EXERCISE DESCRIPTION ▸ Every line below should be copied exactly; drop the pictures.

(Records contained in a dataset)

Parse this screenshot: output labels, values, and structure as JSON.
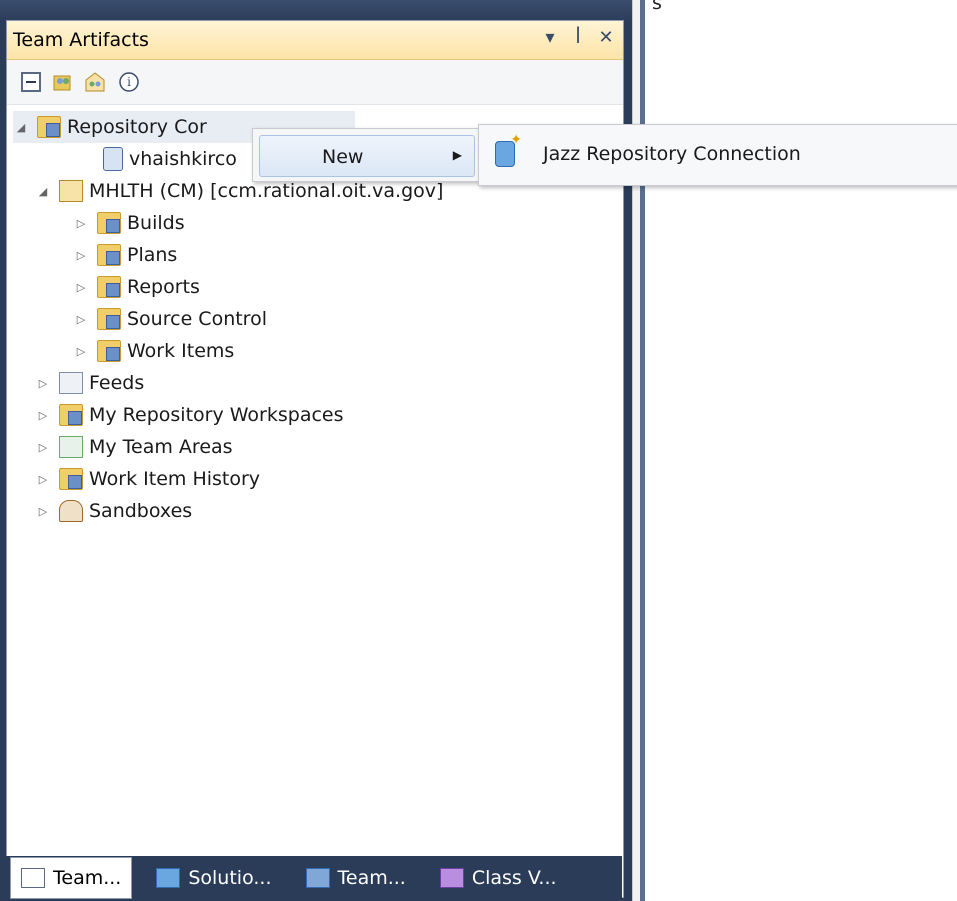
{
  "background": {
    "label": "s"
  },
  "panel": {
    "title": "Team Artifacts",
    "controls": [
      "▾",
      "ꟾ",
      "✕"
    ]
  },
  "toolbar": {
    "buttons": [
      "collapse-all-icon",
      "team-icon",
      "team-area-icon",
      "info-icon"
    ]
  },
  "tree": [
    {
      "label": "Repository Connections",
      "visible_label": "Repository Cor",
      "icon": "folder-icon",
      "expanded": true,
      "level": 0
    },
    {
      "label": "vhaishkirco",
      "icon": "repository-icon",
      "level": 1
    },
    {
      "label": "MHLTH (CM) [ccm.rational.oit.va.gov]",
      "icon": "project-icon",
      "expanded": true,
      "level": 0
    },
    {
      "label": "Builds",
      "icon": "builds-folder-icon",
      "level": 1
    },
    {
      "label": "Plans",
      "icon": "plans-folder-icon",
      "level": 1
    },
    {
      "label": "Reports",
      "icon": "reports-folder-icon",
      "level": 1
    },
    {
      "label": "Source Control",
      "icon": "source-control-folder-icon",
      "level": 1
    },
    {
      "label": "Work Items",
      "icon": "work-items-folder-icon",
      "level": 1
    },
    {
      "label": "Feeds",
      "icon": "feeds-icon",
      "level": 0
    },
    {
      "label": "My Repository Workspaces",
      "icon": "workspaces-icon",
      "level": 0
    },
    {
      "label": "My Team Areas",
      "icon": "team-areas-icon",
      "level": 0
    },
    {
      "label": "Work Item History",
      "icon": "history-icon",
      "level": 0
    },
    {
      "label": "Sandboxes",
      "icon": "sandboxes-icon",
      "level": 0
    }
  ],
  "context_menu": {
    "label": "New",
    "submenu": {
      "label": "Jazz Repository Connection"
    }
  },
  "bottom_tabs": [
    {
      "label": "Team...",
      "icon": "team-tab-icon"
    },
    {
      "label": "Solutio...",
      "icon": "solution-tab-icon"
    },
    {
      "label": "Team...",
      "icon": "team-explorer-tab-icon"
    },
    {
      "label": "Class V...",
      "icon": "class-view-tab-icon"
    }
  ]
}
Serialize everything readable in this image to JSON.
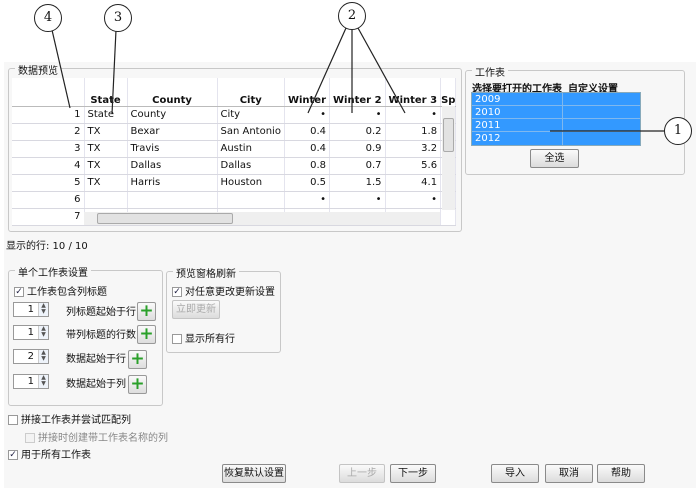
{
  "callouts": [
    "1",
    "2",
    "3",
    "4"
  ],
  "preview": {
    "title": "数据预览",
    "columns": [
      "State",
      "County",
      "City",
      "Winter",
      "Winter 2",
      "Winter 3",
      "Sp"
    ],
    "rows": [
      [
        "1",
        "State",
        "County",
        "City",
        "•",
        "•",
        "•"
      ],
      [
        "2",
        "TX",
        "Bexar",
        "San Antonio",
        "0.4",
        "0.2",
        "1.8"
      ],
      [
        "3",
        "TX",
        "Travis",
        "Austin",
        "0.4",
        "0.9",
        "3.2"
      ],
      [
        "4",
        "TX",
        "Dallas",
        "Dallas",
        "0.8",
        "0.7",
        "5.6"
      ],
      [
        "5",
        "TX",
        "Harris",
        "Houston",
        "0.5",
        "1.5",
        "4.1"
      ],
      [
        "6",
        "",
        "",
        "",
        "•",
        "•",
        "•"
      ],
      [
        "7",
        "",
        "",
        "",
        "•",
        "•",
        "•"
      ]
    ],
    "rows_shown": "显示的行: 10 / 10"
  },
  "worksheets": {
    "title": "工作表",
    "col_select": "选择要打开的工作表",
    "col_custom": "自定义设置",
    "items": [
      "2009",
      "2010",
      "2011",
      "2012"
    ],
    "select_all": "全选"
  },
  "single": {
    "title": "单个工作表设置",
    "has_headers": "工作表包含列标题",
    "header_row_label": "列标题起始于行",
    "header_row": "1",
    "header_rows_count_label": "带列标题的行数",
    "header_rows_count": "1",
    "data_row_label": "数据起始于行",
    "data_row": "2",
    "data_col_label": "数据起始于列",
    "data_col": "1"
  },
  "refresh": {
    "title": "预览窗格刷新",
    "auto": "对任意更改更新设置",
    "update_now": "立即更新",
    "show_all": "显示所有行"
  },
  "stack": "拼接工作表并尝试匹配列",
  "stack_col": "拼接时创建带工作表名称的列",
  "use_all": "用于所有工作表",
  "buttons": {
    "restore": "恢复默认设置",
    "back": "上一步",
    "next": "下一步",
    "import": "导入",
    "cancel": "取消",
    "help": "帮助"
  }
}
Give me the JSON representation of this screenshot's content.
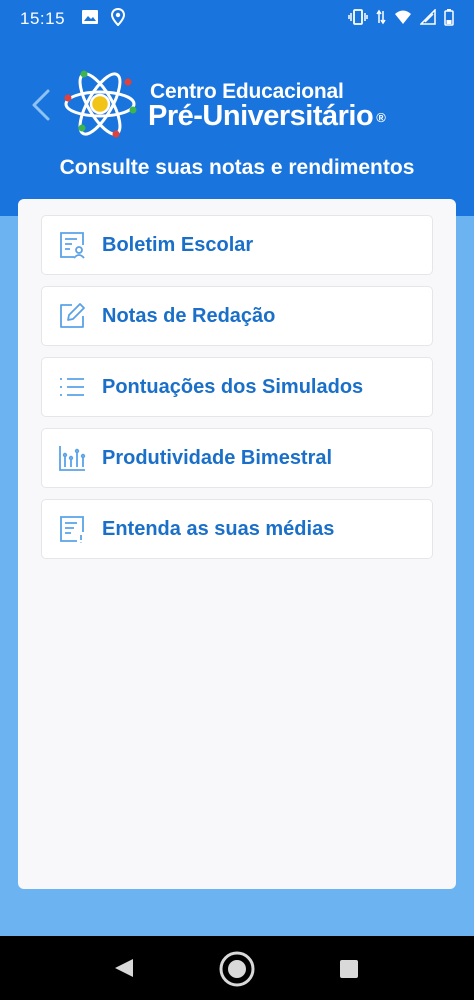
{
  "status_bar": {
    "time": "15:15"
  },
  "header": {
    "brand_line1": "Centro Educacional",
    "brand_line2": "Pré-Universitário",
    "brand_reg": "®",
    "subtitle": "Consulte suas notas e rendimentos"
  },
  "menu": {
    "items": [
      {
        "label": "Boletim Escolar",
        "icon": "report-card-icon"
      },
      {
        "label": "Notas de Redação",
        "icon": "edit-icon"
      },
      {
        "label": "Pontuações dos Simulados",
        "icon": "list-icon"
      },
      {
        "label": "Produtividade Bimestral",
        "icon": "bar-chart-icon"
      },
      {
        "label": "Entenda as suas médias",
        "icon": "info-document-icon"
      }
    ]
  },
  "colors": {
    "header_blue": "#1a74de",
    "background_light_blue": "#6cb3f2",
    "label_blue": "#1a6fc9",
    "icon_blue": "#5aa2e8"
  }
}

IN RESPONSE ▸
Parse this screenshot: output labels, values, and structure as JSON.
{
  "background": {
    "label": "s"
  },
  "panel": {
    "title": "Team Artifacts",
    "controls": [
      "▾",
      "ꟾ",
      "✕"
    ]
  },
  "toolbar": {
    "buttons": [
      "collapse-all-icon",
      "team-icon",
      "team-area-icon",
      "info-icon"
    ]
  },
  "tree": [
    {
      "label": "Repository Connections",
      "visible_label": "Repository Cor",
      "icon": "folder-icon",
      "expanded": true,
      "level": 0
    },
    {
      "label": "vhaishkirco",
      "icon": "repository-icon",
      "level": 1
    },
    {
      "label": "MHLTH (CM) [ccm.rational.oit.va.gov]",
      "icon": "project-icon",
      "expanded": true,
      "level": 0
    },
    {
      "label": "Builds",
      "icon": "builds-folder-icon",
      "level": 1
    },
    {
      "label": "Plans",
      "icon": "plans-folder-icon",
      "level": 1
    },
    {
      "label": "Reports",
      "icon": "reports-folder-icon",
      "level": 1
    },
    {
      "label": "Source Control",
      "icon": "source-control-folder-icon",
      "level": 1
    },
    {
      "label": "Work Items",
      "icon": "work-items-folder-icon",
      "level": 1
    },
    {
      "label": "Feeds",
      "icon": "feeds-icon",
      "level": 0
    },
    {
      "label": "My Repository Workspaces",
      "icon": "workspaces-icon",
      "level": 0
    },
    {
      "label": "My Team Areas",
      "icon": "team-areas-icon",
      "level": 0
    },
    {
      "label": "Work Item History",
      "icon": "history-icon",
      "level": 0
    },
    {
      "label": "Sandboxes",
      "icon": "sandboxes-icon",
      "level": 0
    }
  ],
  "context_menu": {
    "label": "New",
    "submenu": {
      "label": "Jazz Repository Connection"
    }
  },
  "bottom_tabs": [
    {
      "label": "Team...",
      "icon": "team-tab-icon"
    },
    {
      "label": "Solutio...",
      "icon": "solution-tab-icon"
    },
    {
      "label": "Team...",
      "icon": "team-explorer-tab-icon"
    },
    {
      "label": "Class V...",
      "icon": "class-view-tab-icon"
    }
  ]
}
Serialize everything readable in this image to JSON.
{
  "callouts": [
    "1",
    "2",
    "3",
    "4"
  ],
  "preview": {
    "title": "数据预览",
    "columns": [
      "State",
      "County",
      "City",
      "Winter",
      "Winter 2",
      "Winter 3",
      "Sp"
    ],
    "rows": [
      [
        "1",
        "State",
        "County",
        "City",
        "•",
        "•",
        "•"
      ],
      [
        "2",
        "TX",
        "Bexar",
        "San Antonio",
        "0.4",
        "0.2",
        "1.8"
      ],
      [
        "3",
        "TX",
        "Travis",
        "Austin",
        "0.4",
        "0.9",
        "3.2"
      ],
      [
        "4",
        "TX",
        "Dallas",
        "Dallas",
        "0.8",
        "0.7",
        "5.6"
      ],
      [
        "5",
        "TX",
        "Harris",
        "Houston",
        "0.5",
        "1.5",
        "4.1"
      ],
      [
        "6",
        "",
        "",
        "",
        "•",
        "•",
        "•"
      ],
      [
        "7",
        "",
        "",
        "",
        "•",
        "•",
        "•"
      ]
    ],
    "rows_shown": "显示的行: 10 / 10"
  },
  "worksheets": {
    "title": "工作表",
    "col_select": "选择要打开的工作表",
    "col_custom": "自定义设置",
    "items": [
      "2009",
      "2010",
      "2011",
      "2012"
    ],
    "select_all": "全选"
  },
  "single": {
    "title": "单个工作表设置",
    "has_headers": "工作表包含列标题",
    "header_row_label": "列标题起始于行",
    "header_row": "1",
    "header_rows_count_label": "带列标题的行数",
    "header_rows_count": "1",
    "data_row_label": "数据起始于行",
    "data_row": "2",
    "data_col_label": "数据起始于列",
    "data_col": "1"
  },
  "refresh": {
    "title": "预览窗格刷新",
    "auto": "对任意更改更新设置",
    "update_now": "立即更新",
    "show_all": "显示所有行"
  },
  "stack": "拼接工作表并尝试匹配列",
  "stack_col": "拼接时创建带工作表名称的列",
  "use_all": "用于所有工作表",
  "buttons": {
    "restore": "恢复默认设置",
    "back": "上一步",
    "next": "下一步",
    "import": "导入",
    "cancel": "取消",
    "help": "帮助"
  }
}
Give me the JSON representation of this screenshot's content.
{
  "status_bar": {
    "time": "15:15"
  },
  "header": {
    "brand_line1": "Centro Educacional",
    "brand_line2": "Pré-Universitário",
    "brand_reg": "®",
    "subtitle": "Consulte suas notas e rendimentos"
  },
  "menu": {
    "items": [
      {
        "label": "Boletim Escolar",
        "icon": "report-card-icon"
      },
      {
        "label": "Notas de Redação",
        "icon": "edit-icon"
      },
      {
        "label": "Pontuações dos Simulados",
        "icon": "list-icon"
      },
      {
        "label": "Produtividade Bimestral",
        "icon": "bar-chart-icon"
      },
      {
        "label": "Entenda as suas médias",
        "icon": "info-document-icon"
      }
    ]
  },
  "colors": {
    "header_blue": "#1a74de",
    "background_light_blue": "#6cb3f2",
    "label_blue": "#1a6fc9",
    "icon_blue": "#5aa2e8"
  }
}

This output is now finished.